[KUTIPAN HALAMAN]

★ ★ ★ ★

Ketika menjabat sebagai Menteri luar negeri Maduro bisa dikatakan sebagai diplomat yang memiliki peran penting ketika ketegangan dengan Amerika Serikat memuncak, membuat Venezuela akhirnya bersahabat erat dengan Kuba. Pada tahun 2011 Maduro juga menentang keras daftar pedagang oabt bius asal Venezuela yang dikeluarkan oleh Department of the Treasury Amerika Serikat yang termasuk didalamnya empat pejabat tinggi Venezuela.

★ ★ ★ ★

[TUJUAN 1]
Salin persis semua baris catatan dari awal catatan sampai baris yang memuat "manuscript-line: l dia", termasuk baris itu sendiri.
Kutipan halaman dan catatan tidak saling berkaitan.

[DAFTAR CATATAN]
★ ★ ★ ★

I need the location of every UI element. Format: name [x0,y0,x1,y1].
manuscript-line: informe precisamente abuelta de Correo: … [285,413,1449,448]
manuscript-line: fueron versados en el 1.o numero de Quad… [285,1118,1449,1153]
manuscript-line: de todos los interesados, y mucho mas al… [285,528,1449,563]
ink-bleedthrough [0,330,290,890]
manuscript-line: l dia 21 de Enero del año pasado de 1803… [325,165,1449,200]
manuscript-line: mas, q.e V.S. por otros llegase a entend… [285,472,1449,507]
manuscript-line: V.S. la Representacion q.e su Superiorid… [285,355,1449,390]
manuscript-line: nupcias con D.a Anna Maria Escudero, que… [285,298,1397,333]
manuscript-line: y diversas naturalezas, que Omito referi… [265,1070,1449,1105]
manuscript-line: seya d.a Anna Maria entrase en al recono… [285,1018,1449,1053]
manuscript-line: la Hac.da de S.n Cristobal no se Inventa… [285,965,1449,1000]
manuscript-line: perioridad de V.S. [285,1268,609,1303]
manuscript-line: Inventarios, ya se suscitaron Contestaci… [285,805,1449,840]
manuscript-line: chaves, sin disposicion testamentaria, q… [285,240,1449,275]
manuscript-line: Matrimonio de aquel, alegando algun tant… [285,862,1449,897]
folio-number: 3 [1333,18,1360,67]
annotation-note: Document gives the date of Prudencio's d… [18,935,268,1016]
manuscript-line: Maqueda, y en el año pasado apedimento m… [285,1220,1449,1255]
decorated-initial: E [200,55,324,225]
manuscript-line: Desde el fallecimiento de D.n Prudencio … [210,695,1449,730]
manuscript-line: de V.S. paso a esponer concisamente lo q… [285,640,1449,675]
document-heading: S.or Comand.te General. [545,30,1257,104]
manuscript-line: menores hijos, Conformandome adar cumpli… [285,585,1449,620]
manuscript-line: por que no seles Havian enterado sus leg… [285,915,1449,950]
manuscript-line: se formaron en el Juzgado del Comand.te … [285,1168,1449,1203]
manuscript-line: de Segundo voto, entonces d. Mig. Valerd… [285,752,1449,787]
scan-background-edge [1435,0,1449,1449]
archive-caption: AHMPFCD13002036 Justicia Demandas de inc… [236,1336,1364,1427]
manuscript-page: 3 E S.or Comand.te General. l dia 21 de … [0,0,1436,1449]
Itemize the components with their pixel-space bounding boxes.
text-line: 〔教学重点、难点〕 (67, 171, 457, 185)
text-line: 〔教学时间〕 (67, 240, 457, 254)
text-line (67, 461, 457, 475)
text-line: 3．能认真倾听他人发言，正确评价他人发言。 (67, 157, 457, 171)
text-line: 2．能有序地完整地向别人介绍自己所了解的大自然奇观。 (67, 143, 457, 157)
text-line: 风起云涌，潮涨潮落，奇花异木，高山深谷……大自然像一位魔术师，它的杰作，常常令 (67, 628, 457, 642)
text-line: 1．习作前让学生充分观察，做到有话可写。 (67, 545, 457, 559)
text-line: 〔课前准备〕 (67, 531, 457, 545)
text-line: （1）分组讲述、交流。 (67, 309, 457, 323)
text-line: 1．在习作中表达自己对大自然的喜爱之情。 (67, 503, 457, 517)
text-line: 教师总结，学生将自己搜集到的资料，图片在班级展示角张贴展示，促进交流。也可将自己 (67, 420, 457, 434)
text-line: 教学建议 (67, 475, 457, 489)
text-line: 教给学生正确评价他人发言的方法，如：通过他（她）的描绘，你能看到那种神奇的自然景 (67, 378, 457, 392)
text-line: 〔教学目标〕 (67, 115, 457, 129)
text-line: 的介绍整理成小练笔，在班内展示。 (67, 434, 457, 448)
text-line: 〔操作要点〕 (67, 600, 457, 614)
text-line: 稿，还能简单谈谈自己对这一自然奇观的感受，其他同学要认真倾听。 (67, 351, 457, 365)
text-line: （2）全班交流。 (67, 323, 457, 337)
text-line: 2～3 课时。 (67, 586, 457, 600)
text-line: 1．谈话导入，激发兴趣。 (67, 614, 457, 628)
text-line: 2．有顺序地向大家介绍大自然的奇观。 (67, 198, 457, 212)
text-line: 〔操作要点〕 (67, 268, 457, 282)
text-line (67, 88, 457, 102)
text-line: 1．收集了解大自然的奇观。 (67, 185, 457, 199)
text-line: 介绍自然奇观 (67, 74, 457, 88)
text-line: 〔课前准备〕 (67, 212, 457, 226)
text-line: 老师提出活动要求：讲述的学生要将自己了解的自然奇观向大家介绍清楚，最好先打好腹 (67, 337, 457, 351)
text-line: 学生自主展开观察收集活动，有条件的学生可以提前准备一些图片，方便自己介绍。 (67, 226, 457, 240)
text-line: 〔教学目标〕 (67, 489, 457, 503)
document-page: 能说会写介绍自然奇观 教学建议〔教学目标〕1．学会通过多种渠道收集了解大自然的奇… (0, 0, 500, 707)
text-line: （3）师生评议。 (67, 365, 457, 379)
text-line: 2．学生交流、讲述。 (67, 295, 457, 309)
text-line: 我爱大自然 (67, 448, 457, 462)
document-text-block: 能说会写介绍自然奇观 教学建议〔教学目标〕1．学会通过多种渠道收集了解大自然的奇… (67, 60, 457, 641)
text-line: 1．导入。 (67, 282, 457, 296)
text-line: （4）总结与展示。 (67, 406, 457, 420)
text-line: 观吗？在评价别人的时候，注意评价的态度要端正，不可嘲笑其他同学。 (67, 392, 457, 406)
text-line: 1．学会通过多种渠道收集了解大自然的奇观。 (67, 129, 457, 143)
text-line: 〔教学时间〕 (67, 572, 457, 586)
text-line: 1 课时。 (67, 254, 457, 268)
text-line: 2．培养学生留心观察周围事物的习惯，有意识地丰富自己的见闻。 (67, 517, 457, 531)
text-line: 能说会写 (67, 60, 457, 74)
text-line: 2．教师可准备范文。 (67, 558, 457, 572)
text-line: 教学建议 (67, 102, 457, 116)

★ ★ ★ ★

[TUJUAN 2]
Menurut kutipan halaman, dengan negara mana Venezuela akhirnya bersahabat erat?

[HASIL LATIHAN 1]
I need the location of every UI element. Format: name [x0,y0,x1,y1].
manuscript-line: informe precisamente abuelta de Correo: … [285,413,1449,448]
manuscript-line: fueron versados en el 1.o numero de Quad… [285,1118,1449,1153]
manuscript-line: de todos los interesados, y mucho mas al… [285,528,1449,563]
ink-bleedthrough [0,330,290,890]
manuscript-line: l dia 21 de Enero del año pasado de 1803… [325,165,1449,200]

[HASIL LATIHAN 2]
Kuba.